** Data for the task **

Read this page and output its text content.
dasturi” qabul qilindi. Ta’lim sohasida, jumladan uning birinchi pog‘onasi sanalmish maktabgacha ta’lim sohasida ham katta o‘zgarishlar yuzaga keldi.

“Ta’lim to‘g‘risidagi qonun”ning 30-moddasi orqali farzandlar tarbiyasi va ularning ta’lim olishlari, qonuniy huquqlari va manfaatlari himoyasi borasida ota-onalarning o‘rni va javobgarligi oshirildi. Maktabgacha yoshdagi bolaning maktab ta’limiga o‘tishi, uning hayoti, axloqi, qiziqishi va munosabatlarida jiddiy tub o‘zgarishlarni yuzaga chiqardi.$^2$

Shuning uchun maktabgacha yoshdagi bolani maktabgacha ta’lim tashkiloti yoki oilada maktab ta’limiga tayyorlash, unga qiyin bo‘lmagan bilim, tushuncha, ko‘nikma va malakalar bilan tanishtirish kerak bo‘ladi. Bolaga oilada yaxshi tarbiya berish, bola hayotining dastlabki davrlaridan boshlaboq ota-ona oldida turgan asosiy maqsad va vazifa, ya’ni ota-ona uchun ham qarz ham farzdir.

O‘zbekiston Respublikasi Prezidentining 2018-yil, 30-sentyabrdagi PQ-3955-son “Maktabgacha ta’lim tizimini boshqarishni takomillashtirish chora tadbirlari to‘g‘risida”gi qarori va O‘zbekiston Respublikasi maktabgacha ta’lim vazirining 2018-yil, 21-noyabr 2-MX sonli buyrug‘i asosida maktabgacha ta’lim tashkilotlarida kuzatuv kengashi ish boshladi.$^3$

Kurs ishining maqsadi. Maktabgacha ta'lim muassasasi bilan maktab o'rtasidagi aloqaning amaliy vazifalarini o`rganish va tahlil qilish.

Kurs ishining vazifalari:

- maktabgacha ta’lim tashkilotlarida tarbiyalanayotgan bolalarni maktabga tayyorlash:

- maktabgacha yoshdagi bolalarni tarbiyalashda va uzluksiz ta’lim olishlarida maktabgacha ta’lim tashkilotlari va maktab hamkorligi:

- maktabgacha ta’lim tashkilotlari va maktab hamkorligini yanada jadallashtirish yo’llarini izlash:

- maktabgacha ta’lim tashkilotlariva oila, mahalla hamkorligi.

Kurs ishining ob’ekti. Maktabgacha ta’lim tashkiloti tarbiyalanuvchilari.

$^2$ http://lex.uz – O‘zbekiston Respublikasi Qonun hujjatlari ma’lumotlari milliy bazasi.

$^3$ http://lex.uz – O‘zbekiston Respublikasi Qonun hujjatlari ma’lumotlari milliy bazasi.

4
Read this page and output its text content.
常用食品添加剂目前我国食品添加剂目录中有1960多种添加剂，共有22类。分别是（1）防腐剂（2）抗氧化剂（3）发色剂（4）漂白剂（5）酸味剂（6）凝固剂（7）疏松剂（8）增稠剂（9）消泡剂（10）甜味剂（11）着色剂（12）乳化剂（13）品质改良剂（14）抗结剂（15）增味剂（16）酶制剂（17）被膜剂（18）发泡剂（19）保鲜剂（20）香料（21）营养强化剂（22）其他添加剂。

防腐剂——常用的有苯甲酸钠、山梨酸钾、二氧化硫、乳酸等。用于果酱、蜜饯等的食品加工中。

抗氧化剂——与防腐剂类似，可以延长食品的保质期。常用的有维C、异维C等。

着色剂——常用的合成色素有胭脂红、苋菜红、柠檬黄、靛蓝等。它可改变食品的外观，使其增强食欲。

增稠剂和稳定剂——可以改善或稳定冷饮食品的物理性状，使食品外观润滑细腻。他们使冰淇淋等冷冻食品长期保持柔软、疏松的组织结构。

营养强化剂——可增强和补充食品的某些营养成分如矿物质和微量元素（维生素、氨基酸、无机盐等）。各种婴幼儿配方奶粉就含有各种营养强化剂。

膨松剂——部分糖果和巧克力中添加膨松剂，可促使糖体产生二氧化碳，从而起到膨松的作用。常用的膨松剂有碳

** Brief **
Above are the records; copy all of them exactly.

** Result of this task **
Read this page and output its text content.
dasturi” qabul qilindi. Ta’lim sohasida, jumladan uning birinchi pog‘onasi sanalmish maktabgacha ta’lim sohasida ham katta o‘zgarishlar yuzaga keldi.

“Ta’lim to‘g‘risidagi qonun”ning 30-moddasi orqali farzandlar tarbiyasi va ularning ta’lim olishlari, qonuniy huquqlari va manfaatlari himoyasi borasida ota-onalarning o‘rni va javobgarligi oshirildi. Maktabgacha yoshdagi bolaning maktab ta’limiga o‘tishi, uning hayoti, axloqi, qiziqishi va munosabatlarida jiddiy tub o‘zgarishlarni yuzaga chiqardi.$^2$

Shuning uchun maktabgacha yoshdagi bolani maktabgacha ta’lim tashkiloti yoki oilada maktab ta’limiga tayyorlash, unga qiyin bo‘lmagan bilim, tushuncha, ko‘nikma va malakalar bilan tanishtirish kerak bo‘ladi. Bolaga oilada yaxshi tarbiya berish, bola hayotining dastlabki davrlaridan boshlaboq ota-ona oldida turgan asosiy maqsad va vazifa, ya’ni ota-ona uchun ham qarz ham farzdir.

O‘zbekiston Respublikasi Prezidentining 2018-yil, 30-sentyabrdagi PQ-3955-son “Maktabgacha ta’lim tizimini boshqarishni takomillashtirish chora tadbirlari to‘g‘risida”gi qarori va O‘zbekiston Respublikasi maktabgacha ta’lim vazirining 2018-yil, 21-noyabr 2-MX sonli buyrug‘i asosida maktabgacha ta’lim tashkilotlarida kuzatuv kengashi ish boshladi.$^3$

Kurs ishining maqsadi. Maktabgacha ta'lim muassasasi bilan maktab o'rtasidagi aloqaning amaliy vazifalarini o`rganish va tahlil qilish.

Kurs ishining vazifalari:

- maktabgacha ta’lim tashkilotlarida tarbiyalanayotgan bolalarni maktabga tayyorlash:

- maktabgacha yoshdagi bolalarni tarbiyalashda va uzluksiz ta’lim olishlarida maktabgacha ta’lim tashkilotlari va maktab hamkorligi:

- maktabgacha ta’lim tashkilotlari va maktab hamkorligini yanada jadallashtirish yo’llarini izlash:

- maktabgacha ta’lim tashkilotlariva oila, mahalla hamkorligi.

Kurs ishining ob’ekti. Maktabgacha ta’lim tashkiloti tarbiyalanuvchilari.

$^2$ http://lex.uz – O‘zbekiston Respublikasi Qonun hujjatlari ma’lumotlari milliy bazasi.

$^3$ http://lex.uz – O‘zbekiston Respublikasi Qonun hujjatlari ma’lumotlari milliy bazasi.

4
Read this page and output its text content.
常用食品添加剂目前我国食品添加剂目录中有1960多种添加剂，共有22类。分别是（1）防腐剂（2）抗氧化剂（3）发色剂（4）漂白剂（5）酸味剂（6）凝固剂（7）疏松剂（8）增稠剂（9）消泡剂（10）甜味剂（11）着色剂（12）乳化剂（13）品质改良剂（14）抗结剂（15）增味剂（16）酶制剂（17）被膜剂（18）发泡剂（19）保鲜剂（20）香料（21）营养强化剂（22）其他添加剂。

防腐剂——常用的有苯甲酸钠、山梨酸钾、二氧化硫、乳酸等。用于果酱、蜜饯等的食品加工中。

抗氧化剂——与防腐剂类似，可以延长食品的保质期。常用的有维C、异维C等。

着色剂——常用的合成色素有胭脂红、苋菜红、柠檬黄、靛蓝等。它可改变食品的外观，使其增强食欲。

增稠剂和稳定剂——可以改善或稳定冷饮食品的物理性状，使食品外观润滑细腻。他们使冰淇淋等冷冻食品长期保持柔软、疏松的组织结构。

营养强化剂——可增强和补充食品的某些营养成分如矿物质和微量元素（维生素、氨基酸、无机盐等）。各种婴幼儿配方奶粉就含有各种营养强化剂。

膨松剂——部分糖果和巧克力中添加膨松剂，可促使糖体产生二氧化碳，从而起到膨松的作用。常用的膨松剂有碳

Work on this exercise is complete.